= Extracted data =
'''

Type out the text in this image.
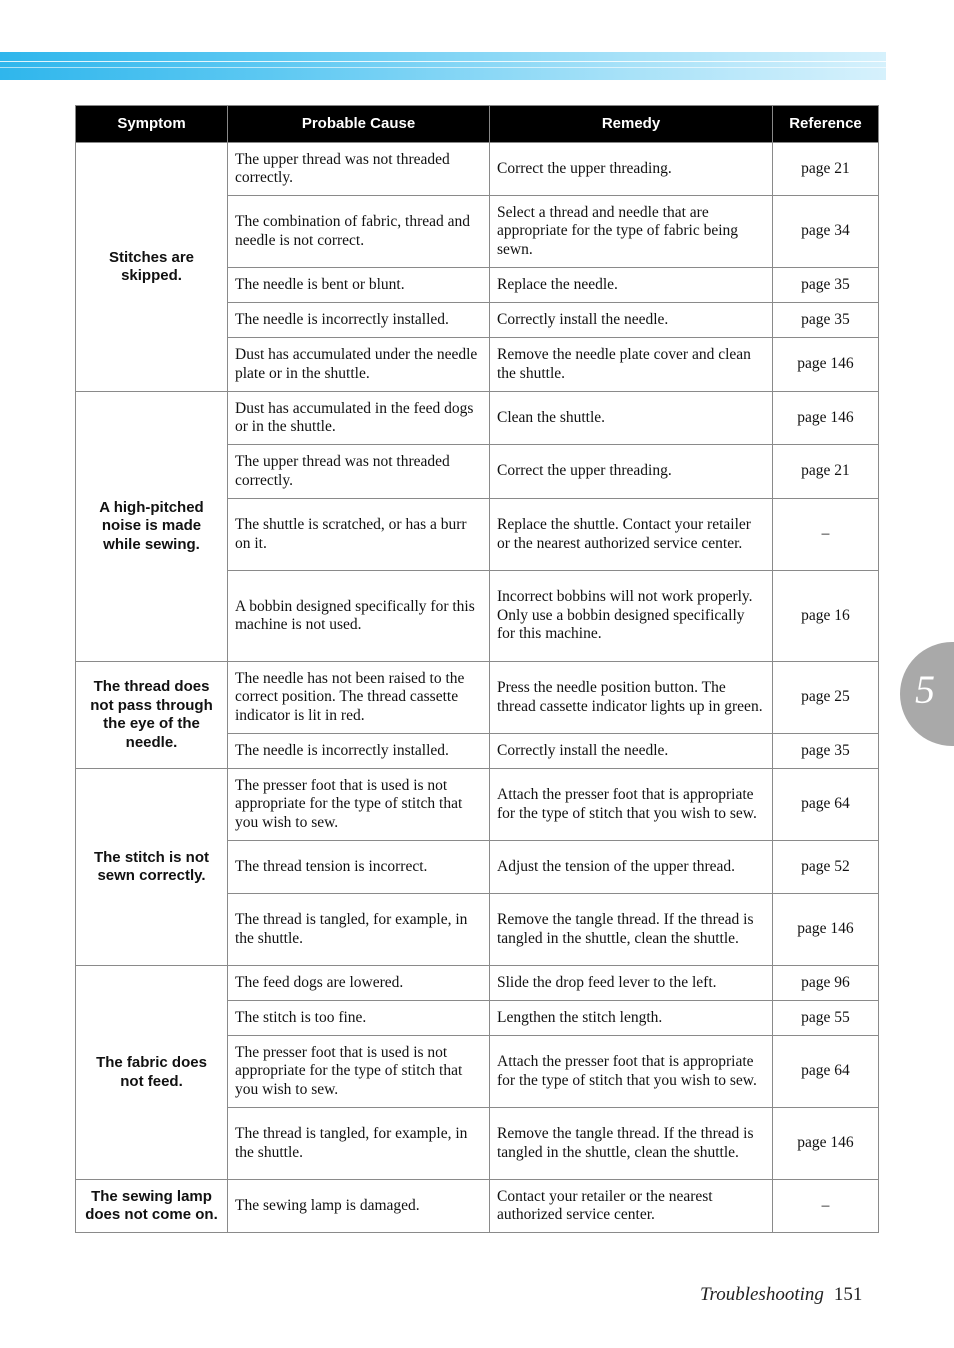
Symptom	Probable Cause	Remedy	Reference
Stitches are skipped.	The upper thread was not threaded correctly.	Correct the upper threading.	page 21
	The combination of fabric, thread and needle is not correct.	Select a thread and needle that are appropriate for the type of fabric being sewn.	page 34
	The needle is bent or blunt.	Replace the needle.	page 35
	The needle is incorrectly installed.	Correctly install the needle.	page 35
	Dust has accumulated under the needle plate or in the shuttle.	Remove the needle plate cover and clean the shuttle.	page 146
A high-pitched noise is made while sewing.	Dust has accumulated in the feed dogs or in the shuttle.	Clean the shuttle.	page 146
	The upper thread was not threaded correctly.	Correct the upper threading.	page 21
	The shuttle is scratched, or has a burr on it.	Replace the shuttle. Contact your retailer or the nearest authorized service center.	–
	A bobbin designed specifically for this machine is not used.	Incorrect bobbins will not work properly. Only use a bobbin designed specifically for this machine.	page 16
The thread does not pass through the eye of the needle.	The needle has not been raised to the correct position. The thread cassette indicator is lit in red.	Press the needle position button. The thread cassette indicator lights up in green.	page 25
	The needle is incorrectly installed.	Correctly install the needle.	page 35
The stitch is not sewn correctly.	The presser foot that is used is not appropriate for the type of stitch that you wish to sew.	Attach the presser foot that is appropriate for the type of stitch that you wish to sew.	page 64
	The thread tension is incorrect.	Adjust the tension of the upper thread.	page 52
	The thread is tangled, for example, in the shuttle.	Remove the tangle thread. If the thread is tangled in the shuttle, clean the shuttle.	page 146
The fabric does not feed.	The feed dogs are lowered.	Slide the drop feed lever to the left.	page 96
	The stitch is too fine.	Lengthen the stitch length.	page 55
	The presser foot that is used is not appropriate for the type of stitch that you wish to sew.	Attach the presser foot that is appropriate for the type of stitch that you wish to sew.	page 64
	The thread is tangled, for example, in the shuttle.	Remove the tangle thread. If the thread is tangled in the shuttle, clean the shuttle.	page 146
The sewing lamp does not come on.	The sewing lamp is damaged.	Contact your retailer or the nearest authorized service center.	–
5
Troubleshooting 151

'''

= Exercise brief =
Copy each line that contains the word "service".

= Response for this exercise =
	The shuttle is scratched, or has a burr on it.	Replace the shuttle. Contact your retailer or the nearest authorized service center.	–
The sewing lamp does not come on.	The sewing lamp is damaged.	Contact your retailer or the nearest authorized service center.	–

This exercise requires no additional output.